BEGIN DATA TO PROCESS
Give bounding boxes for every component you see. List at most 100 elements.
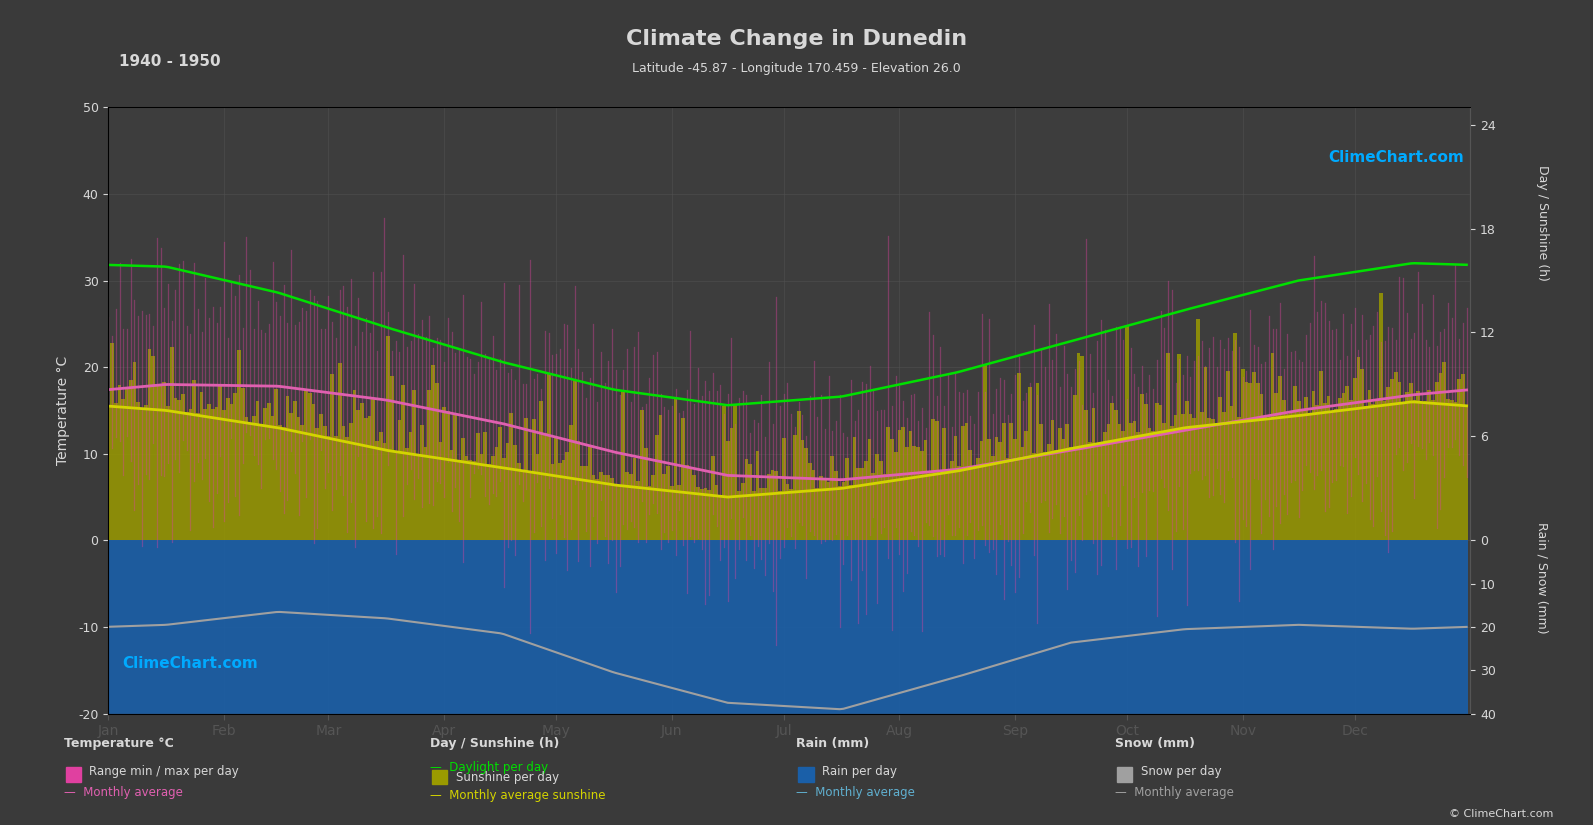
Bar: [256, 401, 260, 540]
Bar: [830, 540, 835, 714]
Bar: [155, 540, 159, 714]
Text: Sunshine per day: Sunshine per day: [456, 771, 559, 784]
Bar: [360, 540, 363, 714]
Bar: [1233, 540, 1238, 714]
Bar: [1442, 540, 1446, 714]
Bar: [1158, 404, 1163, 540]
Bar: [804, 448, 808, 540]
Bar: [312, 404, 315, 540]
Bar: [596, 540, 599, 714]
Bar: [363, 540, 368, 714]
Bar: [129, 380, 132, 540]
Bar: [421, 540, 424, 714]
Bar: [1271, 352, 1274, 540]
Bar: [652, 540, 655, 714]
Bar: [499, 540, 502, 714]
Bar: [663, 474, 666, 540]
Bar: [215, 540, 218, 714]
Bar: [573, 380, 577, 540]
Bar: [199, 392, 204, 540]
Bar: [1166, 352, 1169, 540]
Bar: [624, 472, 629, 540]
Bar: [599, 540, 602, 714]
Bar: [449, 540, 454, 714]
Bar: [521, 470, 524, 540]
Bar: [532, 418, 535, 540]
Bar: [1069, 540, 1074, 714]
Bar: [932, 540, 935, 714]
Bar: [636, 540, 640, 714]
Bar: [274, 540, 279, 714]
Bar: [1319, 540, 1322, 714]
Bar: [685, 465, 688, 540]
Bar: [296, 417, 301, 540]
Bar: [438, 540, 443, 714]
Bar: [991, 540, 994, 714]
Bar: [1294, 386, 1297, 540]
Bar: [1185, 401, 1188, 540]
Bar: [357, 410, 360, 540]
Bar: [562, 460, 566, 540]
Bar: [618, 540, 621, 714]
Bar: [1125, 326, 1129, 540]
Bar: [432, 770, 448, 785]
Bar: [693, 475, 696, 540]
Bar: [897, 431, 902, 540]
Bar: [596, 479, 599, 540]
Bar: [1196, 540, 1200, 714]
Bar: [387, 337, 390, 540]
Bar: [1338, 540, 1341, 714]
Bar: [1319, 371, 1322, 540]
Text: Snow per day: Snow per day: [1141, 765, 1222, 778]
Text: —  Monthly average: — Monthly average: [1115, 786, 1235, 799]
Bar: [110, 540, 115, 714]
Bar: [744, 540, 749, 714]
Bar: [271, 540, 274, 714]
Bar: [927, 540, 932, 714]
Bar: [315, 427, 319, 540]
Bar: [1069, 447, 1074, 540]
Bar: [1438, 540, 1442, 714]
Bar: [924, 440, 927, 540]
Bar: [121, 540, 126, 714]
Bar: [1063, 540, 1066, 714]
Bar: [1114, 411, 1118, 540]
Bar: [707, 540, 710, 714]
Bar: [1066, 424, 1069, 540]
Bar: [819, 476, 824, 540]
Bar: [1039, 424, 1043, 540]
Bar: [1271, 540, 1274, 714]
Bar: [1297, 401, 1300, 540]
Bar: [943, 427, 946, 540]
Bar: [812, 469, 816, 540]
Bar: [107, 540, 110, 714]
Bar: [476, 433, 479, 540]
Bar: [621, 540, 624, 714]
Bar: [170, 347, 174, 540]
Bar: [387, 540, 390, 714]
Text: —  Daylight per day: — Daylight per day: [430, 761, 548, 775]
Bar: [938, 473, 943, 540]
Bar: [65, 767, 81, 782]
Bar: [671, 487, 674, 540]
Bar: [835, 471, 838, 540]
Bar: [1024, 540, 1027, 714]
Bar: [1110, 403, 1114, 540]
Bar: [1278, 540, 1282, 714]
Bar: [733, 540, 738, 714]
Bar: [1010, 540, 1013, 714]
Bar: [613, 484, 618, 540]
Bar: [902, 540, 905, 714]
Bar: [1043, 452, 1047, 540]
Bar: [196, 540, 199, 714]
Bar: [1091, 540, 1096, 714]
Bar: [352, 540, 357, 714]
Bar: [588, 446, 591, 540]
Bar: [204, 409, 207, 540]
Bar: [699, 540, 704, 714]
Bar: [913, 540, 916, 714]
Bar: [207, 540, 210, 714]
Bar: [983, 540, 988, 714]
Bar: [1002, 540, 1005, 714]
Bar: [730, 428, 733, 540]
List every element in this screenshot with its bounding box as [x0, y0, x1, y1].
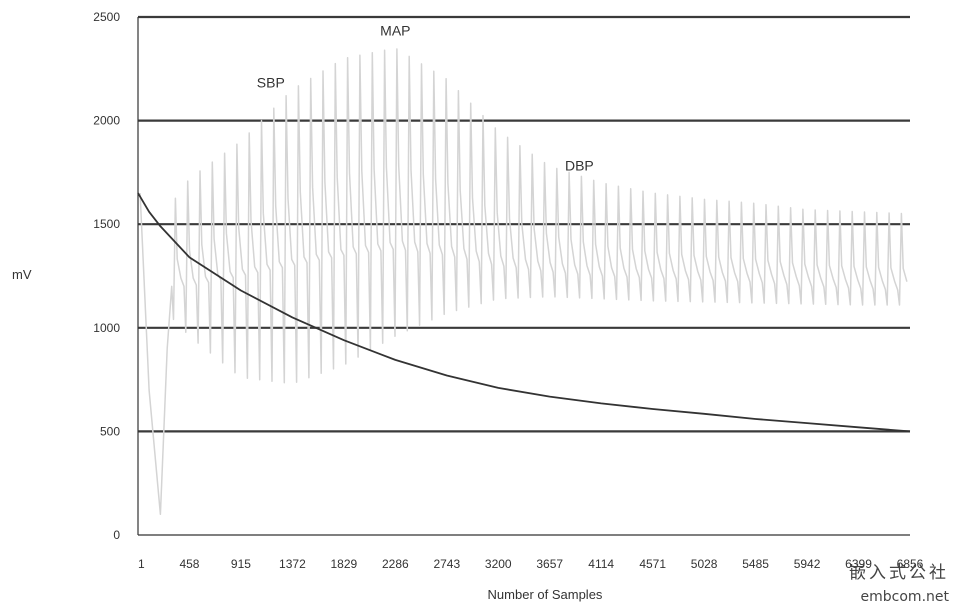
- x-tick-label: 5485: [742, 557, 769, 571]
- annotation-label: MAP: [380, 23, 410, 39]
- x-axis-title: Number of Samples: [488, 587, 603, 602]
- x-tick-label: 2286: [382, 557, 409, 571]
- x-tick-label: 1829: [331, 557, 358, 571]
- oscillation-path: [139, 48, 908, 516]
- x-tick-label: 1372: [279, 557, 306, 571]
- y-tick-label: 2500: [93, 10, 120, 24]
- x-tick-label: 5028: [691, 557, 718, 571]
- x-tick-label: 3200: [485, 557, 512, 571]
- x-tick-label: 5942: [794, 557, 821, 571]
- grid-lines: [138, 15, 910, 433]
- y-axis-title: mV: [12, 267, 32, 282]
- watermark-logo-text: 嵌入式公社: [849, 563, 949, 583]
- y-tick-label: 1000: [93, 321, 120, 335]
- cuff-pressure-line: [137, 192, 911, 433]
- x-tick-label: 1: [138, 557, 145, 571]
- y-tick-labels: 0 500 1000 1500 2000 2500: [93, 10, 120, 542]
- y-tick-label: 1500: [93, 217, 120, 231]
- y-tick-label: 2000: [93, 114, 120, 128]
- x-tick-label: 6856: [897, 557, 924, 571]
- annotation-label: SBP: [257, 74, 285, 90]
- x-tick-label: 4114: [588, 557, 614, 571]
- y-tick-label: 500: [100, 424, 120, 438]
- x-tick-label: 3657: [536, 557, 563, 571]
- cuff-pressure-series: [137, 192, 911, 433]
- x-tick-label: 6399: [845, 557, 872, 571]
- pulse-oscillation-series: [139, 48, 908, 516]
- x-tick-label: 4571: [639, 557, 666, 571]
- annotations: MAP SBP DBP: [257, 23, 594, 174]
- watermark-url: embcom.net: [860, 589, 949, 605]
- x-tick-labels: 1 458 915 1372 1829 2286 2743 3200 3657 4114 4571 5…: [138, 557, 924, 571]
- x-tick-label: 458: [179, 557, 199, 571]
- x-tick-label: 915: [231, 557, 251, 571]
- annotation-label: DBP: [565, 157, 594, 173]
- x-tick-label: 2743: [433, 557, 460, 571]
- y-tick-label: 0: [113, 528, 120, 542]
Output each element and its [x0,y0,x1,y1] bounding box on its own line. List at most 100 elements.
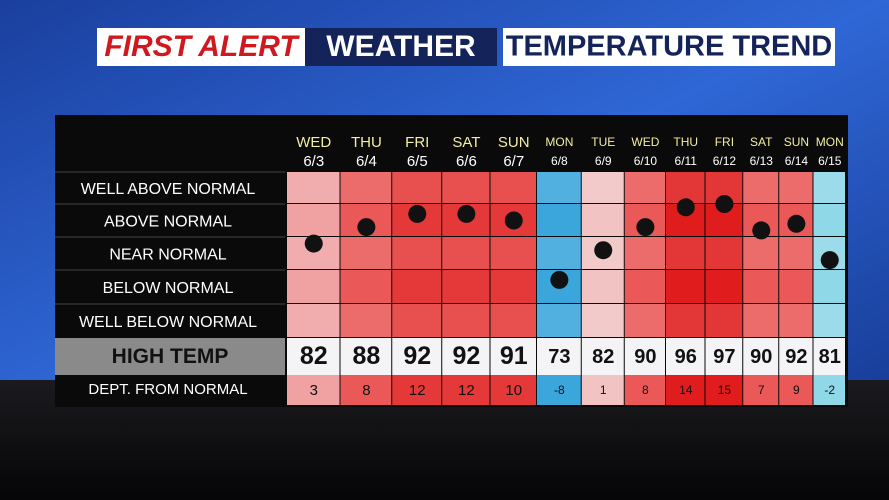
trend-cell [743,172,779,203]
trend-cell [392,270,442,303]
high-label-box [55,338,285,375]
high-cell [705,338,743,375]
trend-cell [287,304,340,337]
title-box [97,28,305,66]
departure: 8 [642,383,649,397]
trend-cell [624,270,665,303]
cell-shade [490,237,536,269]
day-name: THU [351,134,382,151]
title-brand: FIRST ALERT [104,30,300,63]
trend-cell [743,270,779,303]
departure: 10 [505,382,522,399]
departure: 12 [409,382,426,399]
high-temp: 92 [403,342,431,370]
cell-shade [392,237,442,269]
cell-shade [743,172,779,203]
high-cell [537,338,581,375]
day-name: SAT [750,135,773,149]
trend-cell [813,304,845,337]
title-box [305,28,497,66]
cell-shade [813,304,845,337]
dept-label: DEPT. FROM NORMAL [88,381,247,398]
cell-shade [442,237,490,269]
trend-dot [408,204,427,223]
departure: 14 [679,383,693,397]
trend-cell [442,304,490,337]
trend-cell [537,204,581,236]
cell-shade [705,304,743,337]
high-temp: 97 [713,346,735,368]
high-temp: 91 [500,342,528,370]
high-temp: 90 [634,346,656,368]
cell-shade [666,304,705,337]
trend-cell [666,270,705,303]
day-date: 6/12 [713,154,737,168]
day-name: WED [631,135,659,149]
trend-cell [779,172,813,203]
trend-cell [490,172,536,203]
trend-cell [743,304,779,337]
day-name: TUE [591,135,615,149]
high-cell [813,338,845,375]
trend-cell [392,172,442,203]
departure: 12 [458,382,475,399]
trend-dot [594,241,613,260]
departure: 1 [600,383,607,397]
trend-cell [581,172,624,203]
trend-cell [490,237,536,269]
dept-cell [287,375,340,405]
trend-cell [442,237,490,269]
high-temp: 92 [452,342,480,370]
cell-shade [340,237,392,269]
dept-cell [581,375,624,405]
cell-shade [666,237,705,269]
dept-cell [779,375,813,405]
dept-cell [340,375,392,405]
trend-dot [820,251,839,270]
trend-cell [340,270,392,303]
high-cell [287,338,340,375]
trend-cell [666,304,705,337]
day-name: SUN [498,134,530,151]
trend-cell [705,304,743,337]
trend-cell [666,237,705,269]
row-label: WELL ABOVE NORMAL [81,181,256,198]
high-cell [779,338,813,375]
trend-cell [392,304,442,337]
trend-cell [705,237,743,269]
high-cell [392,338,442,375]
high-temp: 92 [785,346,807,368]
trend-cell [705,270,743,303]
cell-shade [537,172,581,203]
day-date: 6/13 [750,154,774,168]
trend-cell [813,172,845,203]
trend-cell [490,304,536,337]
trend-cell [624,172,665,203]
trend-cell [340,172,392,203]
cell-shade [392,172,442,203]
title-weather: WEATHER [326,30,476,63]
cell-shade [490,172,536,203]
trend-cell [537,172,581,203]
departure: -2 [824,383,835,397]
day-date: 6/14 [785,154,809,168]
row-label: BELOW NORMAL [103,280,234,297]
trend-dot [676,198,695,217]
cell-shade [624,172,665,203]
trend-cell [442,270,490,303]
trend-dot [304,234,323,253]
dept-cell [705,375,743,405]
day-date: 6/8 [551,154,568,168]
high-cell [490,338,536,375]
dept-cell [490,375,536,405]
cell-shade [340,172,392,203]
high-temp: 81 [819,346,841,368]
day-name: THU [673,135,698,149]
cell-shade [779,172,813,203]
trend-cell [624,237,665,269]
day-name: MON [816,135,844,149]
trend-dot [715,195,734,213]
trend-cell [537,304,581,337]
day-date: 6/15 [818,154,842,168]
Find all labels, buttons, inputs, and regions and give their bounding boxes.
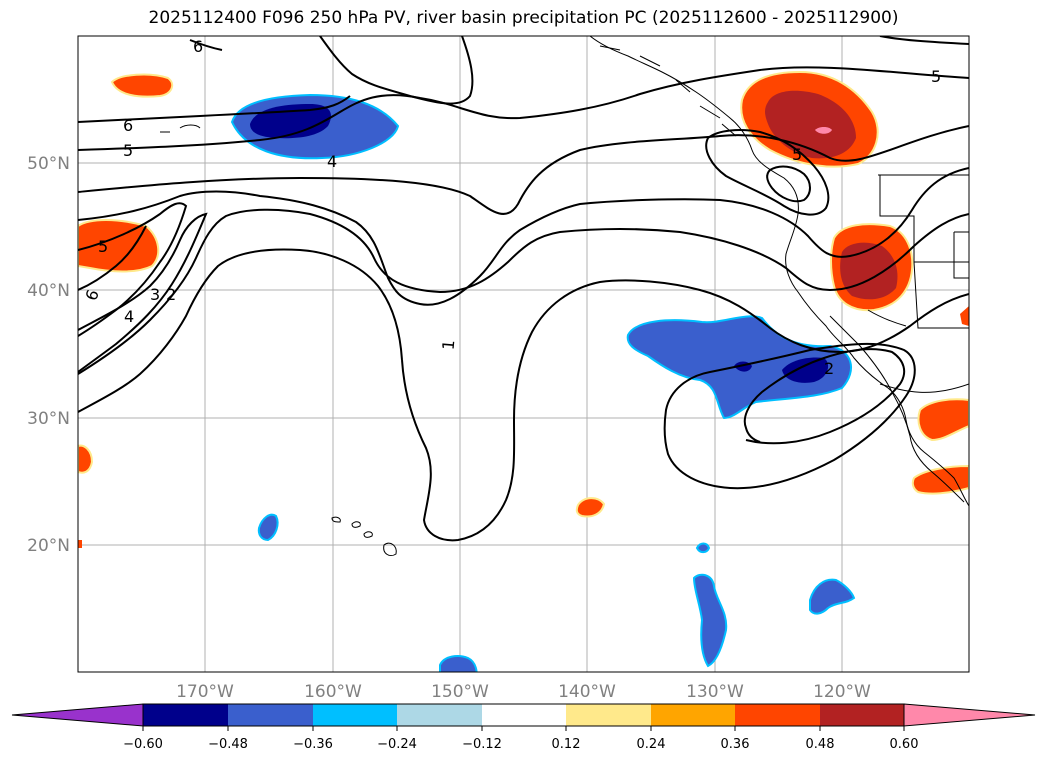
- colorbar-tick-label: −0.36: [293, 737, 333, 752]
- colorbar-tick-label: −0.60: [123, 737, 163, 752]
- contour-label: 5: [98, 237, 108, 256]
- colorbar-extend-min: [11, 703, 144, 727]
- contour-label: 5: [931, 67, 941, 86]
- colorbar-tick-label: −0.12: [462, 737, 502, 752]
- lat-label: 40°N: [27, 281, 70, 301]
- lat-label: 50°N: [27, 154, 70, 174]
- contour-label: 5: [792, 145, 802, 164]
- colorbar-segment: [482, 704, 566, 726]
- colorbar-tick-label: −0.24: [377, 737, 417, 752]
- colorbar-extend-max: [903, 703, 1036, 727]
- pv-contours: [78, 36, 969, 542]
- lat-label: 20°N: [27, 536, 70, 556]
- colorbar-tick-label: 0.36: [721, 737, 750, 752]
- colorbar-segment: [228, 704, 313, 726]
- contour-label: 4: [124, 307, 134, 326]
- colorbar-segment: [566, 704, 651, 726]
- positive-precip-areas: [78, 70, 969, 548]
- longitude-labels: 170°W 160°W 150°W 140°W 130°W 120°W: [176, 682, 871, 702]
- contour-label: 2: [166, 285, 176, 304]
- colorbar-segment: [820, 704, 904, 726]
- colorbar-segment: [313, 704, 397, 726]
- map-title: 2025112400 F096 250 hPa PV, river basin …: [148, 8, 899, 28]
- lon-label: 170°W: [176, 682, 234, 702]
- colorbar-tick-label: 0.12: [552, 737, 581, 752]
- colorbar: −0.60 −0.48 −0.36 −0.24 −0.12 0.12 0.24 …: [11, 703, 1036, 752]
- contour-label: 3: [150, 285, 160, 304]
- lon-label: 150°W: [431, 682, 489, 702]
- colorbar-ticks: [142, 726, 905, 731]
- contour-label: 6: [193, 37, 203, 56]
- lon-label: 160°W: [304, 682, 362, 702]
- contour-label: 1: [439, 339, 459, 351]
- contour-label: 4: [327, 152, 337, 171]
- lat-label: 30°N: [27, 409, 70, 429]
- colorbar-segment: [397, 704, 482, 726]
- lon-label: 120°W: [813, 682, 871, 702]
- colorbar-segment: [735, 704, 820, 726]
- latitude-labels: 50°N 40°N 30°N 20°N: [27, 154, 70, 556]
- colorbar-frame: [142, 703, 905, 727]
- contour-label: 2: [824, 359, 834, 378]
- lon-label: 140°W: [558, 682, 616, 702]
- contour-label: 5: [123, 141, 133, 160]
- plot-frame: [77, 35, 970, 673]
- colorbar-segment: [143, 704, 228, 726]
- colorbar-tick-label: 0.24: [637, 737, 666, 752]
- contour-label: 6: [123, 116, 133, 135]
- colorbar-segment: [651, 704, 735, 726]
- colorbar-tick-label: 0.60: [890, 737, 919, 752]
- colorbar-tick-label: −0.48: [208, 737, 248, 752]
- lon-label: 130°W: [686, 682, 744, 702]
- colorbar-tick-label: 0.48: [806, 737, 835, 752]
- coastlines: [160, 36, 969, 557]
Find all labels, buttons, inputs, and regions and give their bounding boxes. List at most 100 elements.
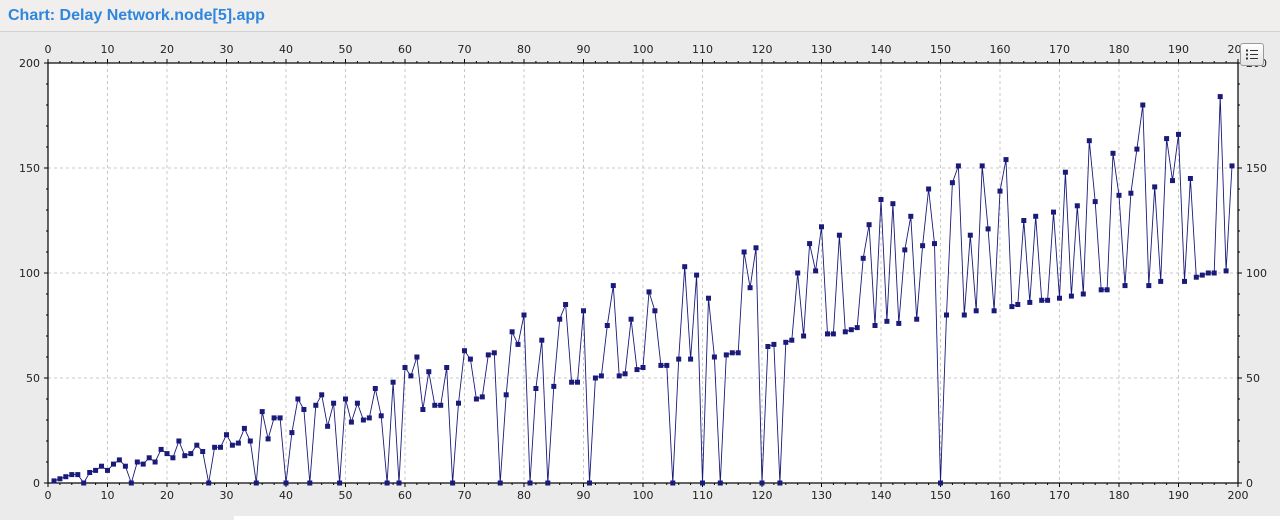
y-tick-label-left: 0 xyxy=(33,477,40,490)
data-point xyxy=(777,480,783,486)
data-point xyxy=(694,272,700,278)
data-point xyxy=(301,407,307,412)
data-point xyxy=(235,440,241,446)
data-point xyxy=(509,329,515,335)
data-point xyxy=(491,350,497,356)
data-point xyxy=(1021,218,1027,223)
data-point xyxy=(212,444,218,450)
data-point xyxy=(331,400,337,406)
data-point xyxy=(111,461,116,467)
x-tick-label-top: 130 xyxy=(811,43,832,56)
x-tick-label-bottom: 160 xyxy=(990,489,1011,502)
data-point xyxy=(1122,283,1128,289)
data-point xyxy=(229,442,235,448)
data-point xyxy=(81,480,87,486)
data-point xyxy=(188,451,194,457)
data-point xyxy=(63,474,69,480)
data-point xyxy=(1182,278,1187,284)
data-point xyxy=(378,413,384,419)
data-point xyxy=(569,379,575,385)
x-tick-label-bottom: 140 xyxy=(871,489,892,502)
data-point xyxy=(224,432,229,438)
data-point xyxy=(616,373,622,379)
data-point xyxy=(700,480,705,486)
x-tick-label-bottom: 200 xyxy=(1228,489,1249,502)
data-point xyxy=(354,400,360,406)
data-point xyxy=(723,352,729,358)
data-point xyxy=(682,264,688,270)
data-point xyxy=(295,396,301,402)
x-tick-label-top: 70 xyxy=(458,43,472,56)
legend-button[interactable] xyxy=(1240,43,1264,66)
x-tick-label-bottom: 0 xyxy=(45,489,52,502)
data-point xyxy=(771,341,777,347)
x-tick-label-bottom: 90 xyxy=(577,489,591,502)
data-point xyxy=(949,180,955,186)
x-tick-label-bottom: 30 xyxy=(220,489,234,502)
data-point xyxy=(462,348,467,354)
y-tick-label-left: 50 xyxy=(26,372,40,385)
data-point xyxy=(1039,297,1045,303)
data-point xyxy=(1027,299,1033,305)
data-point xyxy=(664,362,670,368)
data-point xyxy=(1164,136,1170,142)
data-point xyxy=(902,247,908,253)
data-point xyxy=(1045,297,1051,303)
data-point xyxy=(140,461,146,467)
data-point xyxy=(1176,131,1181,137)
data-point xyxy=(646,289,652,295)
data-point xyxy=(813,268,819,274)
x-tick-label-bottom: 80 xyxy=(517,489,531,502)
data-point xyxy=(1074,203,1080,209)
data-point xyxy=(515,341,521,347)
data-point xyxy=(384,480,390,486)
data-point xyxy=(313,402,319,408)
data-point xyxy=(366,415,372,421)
END DATA TO PROCESS
# WHAT TO WORK ON
Render the lines of the records above as a Markdown table with the columns Row and Line, starting at the line that contains "- x-tick-label: 5485: [742, 557, 769, 571]" and ending at the line that contains "- oscillation-path: [139, 48, 908, 516]". Include both of those lines and leave out any blank lines.

# ANSWER TO THE EXERCISE
| Row | Line |
|---|---|
| 1 | - x-tick-label: 5485: [742, 557, 769, 571] |
| 2 | - annotation-label: MAP: [380, 23, 410, 39] |
| 3 | - x-axis-title: Number of Samples: [488, 587, 603, 602] |
| 4 | - x-tick-label: 2286: [382, 557, 409, 571] |
| 5 | - x-tick-label: 1829: [331, 557, 358, 571] |
| 6 | - oscillation-path: [139, 48, 908, 516] |